Data in this exercise:

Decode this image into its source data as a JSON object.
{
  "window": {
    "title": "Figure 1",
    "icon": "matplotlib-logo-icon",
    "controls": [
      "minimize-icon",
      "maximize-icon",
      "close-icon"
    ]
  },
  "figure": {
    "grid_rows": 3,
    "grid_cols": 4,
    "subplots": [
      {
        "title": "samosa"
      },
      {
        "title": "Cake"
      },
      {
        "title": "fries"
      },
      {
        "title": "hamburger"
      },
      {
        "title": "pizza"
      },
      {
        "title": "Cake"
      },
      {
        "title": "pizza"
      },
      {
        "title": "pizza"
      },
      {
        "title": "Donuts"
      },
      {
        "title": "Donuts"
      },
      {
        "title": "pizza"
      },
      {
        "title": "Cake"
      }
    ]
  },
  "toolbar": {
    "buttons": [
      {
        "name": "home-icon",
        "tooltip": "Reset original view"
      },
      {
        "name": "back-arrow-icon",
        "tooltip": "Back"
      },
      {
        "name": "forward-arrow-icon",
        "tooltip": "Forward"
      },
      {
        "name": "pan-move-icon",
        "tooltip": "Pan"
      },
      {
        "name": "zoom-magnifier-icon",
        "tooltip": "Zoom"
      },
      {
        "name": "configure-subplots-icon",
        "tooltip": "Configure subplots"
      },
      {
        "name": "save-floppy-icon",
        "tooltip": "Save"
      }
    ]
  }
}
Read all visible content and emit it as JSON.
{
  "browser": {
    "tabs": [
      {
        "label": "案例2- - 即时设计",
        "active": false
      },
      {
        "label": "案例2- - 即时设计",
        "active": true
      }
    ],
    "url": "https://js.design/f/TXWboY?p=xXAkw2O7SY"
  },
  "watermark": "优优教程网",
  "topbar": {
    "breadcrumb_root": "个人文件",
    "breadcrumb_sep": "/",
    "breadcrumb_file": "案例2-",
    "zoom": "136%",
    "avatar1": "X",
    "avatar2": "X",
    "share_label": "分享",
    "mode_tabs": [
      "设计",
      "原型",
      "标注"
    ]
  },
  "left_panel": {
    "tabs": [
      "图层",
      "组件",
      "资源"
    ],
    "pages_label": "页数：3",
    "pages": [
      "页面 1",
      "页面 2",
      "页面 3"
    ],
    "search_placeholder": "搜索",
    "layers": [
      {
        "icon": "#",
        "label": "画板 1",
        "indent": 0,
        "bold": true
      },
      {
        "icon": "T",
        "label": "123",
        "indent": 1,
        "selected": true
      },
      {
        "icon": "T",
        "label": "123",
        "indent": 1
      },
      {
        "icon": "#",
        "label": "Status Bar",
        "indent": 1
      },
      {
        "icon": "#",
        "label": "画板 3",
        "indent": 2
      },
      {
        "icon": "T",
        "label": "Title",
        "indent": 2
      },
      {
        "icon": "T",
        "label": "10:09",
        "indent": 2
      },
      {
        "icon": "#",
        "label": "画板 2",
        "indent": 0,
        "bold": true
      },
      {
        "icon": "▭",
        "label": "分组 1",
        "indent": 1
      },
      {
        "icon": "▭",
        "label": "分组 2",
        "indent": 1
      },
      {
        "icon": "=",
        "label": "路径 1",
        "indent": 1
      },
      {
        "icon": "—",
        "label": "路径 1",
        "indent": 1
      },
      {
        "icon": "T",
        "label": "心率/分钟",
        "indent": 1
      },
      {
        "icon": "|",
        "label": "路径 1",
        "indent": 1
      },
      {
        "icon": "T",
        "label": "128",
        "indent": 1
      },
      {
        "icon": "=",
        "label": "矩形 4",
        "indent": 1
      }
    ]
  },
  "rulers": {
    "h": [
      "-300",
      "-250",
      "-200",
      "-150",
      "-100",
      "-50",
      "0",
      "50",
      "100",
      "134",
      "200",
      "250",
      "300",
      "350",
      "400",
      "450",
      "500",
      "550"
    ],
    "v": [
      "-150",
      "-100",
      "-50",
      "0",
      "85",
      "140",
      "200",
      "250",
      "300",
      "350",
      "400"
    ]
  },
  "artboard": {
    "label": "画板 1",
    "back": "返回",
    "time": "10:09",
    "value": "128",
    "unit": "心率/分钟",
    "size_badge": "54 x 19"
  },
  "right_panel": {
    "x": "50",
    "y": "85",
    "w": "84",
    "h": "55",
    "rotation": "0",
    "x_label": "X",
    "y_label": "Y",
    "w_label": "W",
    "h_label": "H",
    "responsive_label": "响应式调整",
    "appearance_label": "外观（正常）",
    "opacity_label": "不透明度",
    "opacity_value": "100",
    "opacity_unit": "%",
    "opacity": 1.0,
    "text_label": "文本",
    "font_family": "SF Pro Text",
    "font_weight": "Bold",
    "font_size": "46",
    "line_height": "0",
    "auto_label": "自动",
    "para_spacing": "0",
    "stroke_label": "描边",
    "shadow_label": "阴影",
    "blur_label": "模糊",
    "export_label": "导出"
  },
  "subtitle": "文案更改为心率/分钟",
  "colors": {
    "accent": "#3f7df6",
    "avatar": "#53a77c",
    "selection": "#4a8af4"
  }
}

Written problem: Collect the lines of the records that include the string "true".

Output:
        "active": true
        "bold": true
        "selected": true
        "bold": true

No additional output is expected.